---------- Records provided ----------

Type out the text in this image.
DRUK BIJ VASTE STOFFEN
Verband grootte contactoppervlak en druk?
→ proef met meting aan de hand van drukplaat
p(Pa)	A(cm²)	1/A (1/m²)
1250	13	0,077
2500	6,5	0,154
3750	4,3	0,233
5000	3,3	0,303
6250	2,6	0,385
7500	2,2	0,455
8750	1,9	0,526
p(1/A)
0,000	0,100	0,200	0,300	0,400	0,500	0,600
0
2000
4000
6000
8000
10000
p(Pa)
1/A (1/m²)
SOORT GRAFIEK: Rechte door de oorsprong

----------

* Written exercise
Reproduce the material verbatim, line by line.

* Completed task
Type out the text in this image.
DRUK BIJ VASTE STOFFEN
Verband grootte contactoppervlak en druk?
→ proef met meting aan de hand van drukplaat
p(Pa)	A(cm²)	1/A (1/m²)
1250	13	0,077
2500	6,5	0,154
3750	4,3	0,233
5000	3,3	0,303
6250	2,6	0,385
7500	2,2	0,455
8750	1,9	0,526
p(1/A)
0,000	0,100	0,200	0,300	0,400	0,500	0,600
0
2000
4000
6000
8000
10000
p(Pa)
1/A (1/m²)
SOORT GRAFIEK: Rechte door de oorsprong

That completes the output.